━━ SELECTED TEXT ━━

Interestingly enough, it is possible - using the OPs approach.
If you want to truncate a 64-bit floating point number to a
32-bit one, pack it as float in the struct module, then unpack it.
Python will automatically pad the mantissa bytes with null bytes.

> because Python 
> forces a conversion to 64 bits float. The behaviour should be 
> documented. 

I think it's documented somewhere that a Python float is represented
with a C double. That should suffice, IMO.
msg131195 - (view) Author: Robert Withrow (Robert.Withrow) Date: 2011-03-16 23:25
I have to disagree.  It seems entirely reasonable to expect that unpack should return the same value passed to pack.  That it doesn't (as of 2.6.5 at least) is completely unexpected and undocumented.  And yes I understand the limitations of floating point numbers.

I suggest that struct should be fixed so that struct.unpack(fmt,struct.pack(fmt,v)) == v and format is something like '!f'.

This can be done in C code (I do it) for IEEE 754 floats.

At the very list this unexpected behavior should be documented in struct.
msg131203 - (view) Author: Martin v. Löwis (loewis) * (Python committer) Date: 2011-03-17 00:37
Robert: Can you please suggest an algorithm that would have given the result you expect (preferably as a C program, using a string literal as its input, for some platform)? Ideally, we would stick to the example given by the OP.

━━━

= WORK TO COMPLETE =
A. Reproduce the part of the struct float thread starting with "msg131195 - (view)" and going on through "IEEE 754 floats.".
B. In the struct float thread, why does Robert Withrow reject the view that documenting Python floats as C doubles is enough?
C. List every condition Martin v. Löwis attaches to the algorithm he asks Robert to suggest in the struct float thread.
The listing comes from a separate source.

━━ DATA ROWS ━━

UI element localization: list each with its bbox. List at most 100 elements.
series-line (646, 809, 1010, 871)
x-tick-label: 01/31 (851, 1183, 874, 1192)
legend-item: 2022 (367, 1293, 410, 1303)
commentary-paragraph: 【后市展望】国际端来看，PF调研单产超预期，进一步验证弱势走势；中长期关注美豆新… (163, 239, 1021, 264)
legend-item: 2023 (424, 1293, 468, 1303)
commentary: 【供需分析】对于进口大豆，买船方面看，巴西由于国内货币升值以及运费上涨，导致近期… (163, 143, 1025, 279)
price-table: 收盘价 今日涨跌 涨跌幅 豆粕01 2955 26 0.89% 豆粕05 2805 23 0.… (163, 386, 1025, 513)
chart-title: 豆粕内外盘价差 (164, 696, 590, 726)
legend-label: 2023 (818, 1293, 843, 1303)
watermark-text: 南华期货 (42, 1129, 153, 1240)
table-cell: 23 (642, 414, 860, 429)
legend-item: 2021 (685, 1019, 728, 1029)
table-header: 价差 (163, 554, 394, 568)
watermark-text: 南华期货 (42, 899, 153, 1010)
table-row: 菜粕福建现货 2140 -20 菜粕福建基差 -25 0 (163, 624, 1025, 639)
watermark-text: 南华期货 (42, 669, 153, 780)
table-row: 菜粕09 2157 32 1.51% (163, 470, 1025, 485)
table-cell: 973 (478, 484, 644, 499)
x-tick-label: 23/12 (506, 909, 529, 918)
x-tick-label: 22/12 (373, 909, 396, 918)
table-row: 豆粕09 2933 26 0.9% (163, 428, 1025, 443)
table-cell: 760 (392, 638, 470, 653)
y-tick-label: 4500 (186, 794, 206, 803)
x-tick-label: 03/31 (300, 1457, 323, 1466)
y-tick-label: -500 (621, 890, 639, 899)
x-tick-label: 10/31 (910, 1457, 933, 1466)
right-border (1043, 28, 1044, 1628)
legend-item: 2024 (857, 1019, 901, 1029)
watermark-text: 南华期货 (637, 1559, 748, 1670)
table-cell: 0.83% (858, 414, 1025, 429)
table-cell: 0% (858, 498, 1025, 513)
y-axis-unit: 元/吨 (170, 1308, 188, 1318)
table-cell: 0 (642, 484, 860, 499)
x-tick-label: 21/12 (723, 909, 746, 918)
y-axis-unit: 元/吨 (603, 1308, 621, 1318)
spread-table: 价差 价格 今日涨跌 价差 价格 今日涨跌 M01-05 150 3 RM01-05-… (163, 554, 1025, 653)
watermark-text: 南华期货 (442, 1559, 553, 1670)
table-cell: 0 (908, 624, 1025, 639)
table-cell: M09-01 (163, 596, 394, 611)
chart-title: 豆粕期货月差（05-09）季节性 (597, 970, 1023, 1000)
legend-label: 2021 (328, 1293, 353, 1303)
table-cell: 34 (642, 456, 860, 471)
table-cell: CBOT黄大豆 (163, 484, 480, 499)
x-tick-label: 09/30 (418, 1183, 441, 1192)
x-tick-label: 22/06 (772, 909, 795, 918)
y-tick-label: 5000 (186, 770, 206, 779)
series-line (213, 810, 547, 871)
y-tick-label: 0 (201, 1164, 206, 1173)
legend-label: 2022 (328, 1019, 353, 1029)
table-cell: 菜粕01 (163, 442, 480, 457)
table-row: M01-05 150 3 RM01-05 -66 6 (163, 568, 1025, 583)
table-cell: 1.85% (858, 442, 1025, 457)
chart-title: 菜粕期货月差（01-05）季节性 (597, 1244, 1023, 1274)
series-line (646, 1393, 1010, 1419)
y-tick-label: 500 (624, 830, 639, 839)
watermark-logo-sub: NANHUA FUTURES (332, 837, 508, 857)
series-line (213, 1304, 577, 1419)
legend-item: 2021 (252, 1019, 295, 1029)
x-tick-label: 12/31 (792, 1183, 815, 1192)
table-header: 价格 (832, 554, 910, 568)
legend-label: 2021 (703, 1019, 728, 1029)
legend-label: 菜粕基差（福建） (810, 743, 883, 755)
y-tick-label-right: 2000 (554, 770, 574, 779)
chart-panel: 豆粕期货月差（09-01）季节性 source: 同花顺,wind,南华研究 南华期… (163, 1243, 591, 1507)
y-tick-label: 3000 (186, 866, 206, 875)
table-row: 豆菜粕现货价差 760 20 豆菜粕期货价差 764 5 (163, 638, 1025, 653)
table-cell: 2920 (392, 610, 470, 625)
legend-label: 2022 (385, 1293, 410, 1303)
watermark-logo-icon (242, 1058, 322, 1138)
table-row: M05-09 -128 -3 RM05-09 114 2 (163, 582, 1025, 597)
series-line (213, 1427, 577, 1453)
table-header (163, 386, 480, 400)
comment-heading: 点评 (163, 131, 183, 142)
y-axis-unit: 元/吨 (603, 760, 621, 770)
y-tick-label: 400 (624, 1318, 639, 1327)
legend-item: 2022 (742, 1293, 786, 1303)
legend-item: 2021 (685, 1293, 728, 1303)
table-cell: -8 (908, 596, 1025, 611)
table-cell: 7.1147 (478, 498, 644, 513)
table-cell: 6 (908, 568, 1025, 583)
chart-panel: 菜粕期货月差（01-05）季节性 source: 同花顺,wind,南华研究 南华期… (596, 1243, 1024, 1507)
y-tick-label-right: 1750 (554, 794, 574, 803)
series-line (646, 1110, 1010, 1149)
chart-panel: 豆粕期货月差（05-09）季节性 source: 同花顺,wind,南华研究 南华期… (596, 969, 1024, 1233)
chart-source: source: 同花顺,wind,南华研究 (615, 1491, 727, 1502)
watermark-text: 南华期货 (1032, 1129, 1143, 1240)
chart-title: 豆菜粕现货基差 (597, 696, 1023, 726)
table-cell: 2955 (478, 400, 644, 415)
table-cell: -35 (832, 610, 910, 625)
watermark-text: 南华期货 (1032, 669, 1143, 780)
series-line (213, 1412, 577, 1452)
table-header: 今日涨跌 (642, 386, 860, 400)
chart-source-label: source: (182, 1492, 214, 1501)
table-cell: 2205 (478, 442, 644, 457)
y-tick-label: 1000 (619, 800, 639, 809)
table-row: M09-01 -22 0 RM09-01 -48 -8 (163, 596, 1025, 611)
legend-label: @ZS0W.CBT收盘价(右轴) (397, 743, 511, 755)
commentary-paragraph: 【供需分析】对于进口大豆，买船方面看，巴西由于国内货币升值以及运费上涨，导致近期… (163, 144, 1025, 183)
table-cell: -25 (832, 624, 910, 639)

━━━

= ANSWERS TO THE PROBLEMS =
A.
msg131195 - (view) Author: Robert Withrow (Robert.Withrow) Date: 2011-03-16 23:25
I have to disagree.  It seems entirely reasonable to expect that unpack should return the same value passed to pack.  That it doesn't (as of 2.6.5 at least) is completely unexpected and undocumented.  And yes I understand the limitations of floating point numbers.

I suggest that struct should be fixed so that struct.unpack(fmt,struct.pack(fmt,v)) == v and format is something like '!f'.

This can be done in C code (I do it) for IEEE 754 floats.

B. He thinks it is entirely reasonable to expect unpack to return the same value that was passed to pack. That it doesn't, as of 2.6.5 at least, is completely unexpected and undocumented.

C.
- It should give the result Robert expects
- Preferably as a C program
- Using a string literal as its input
- For some platform
- Ideally sticking to the example given by the OP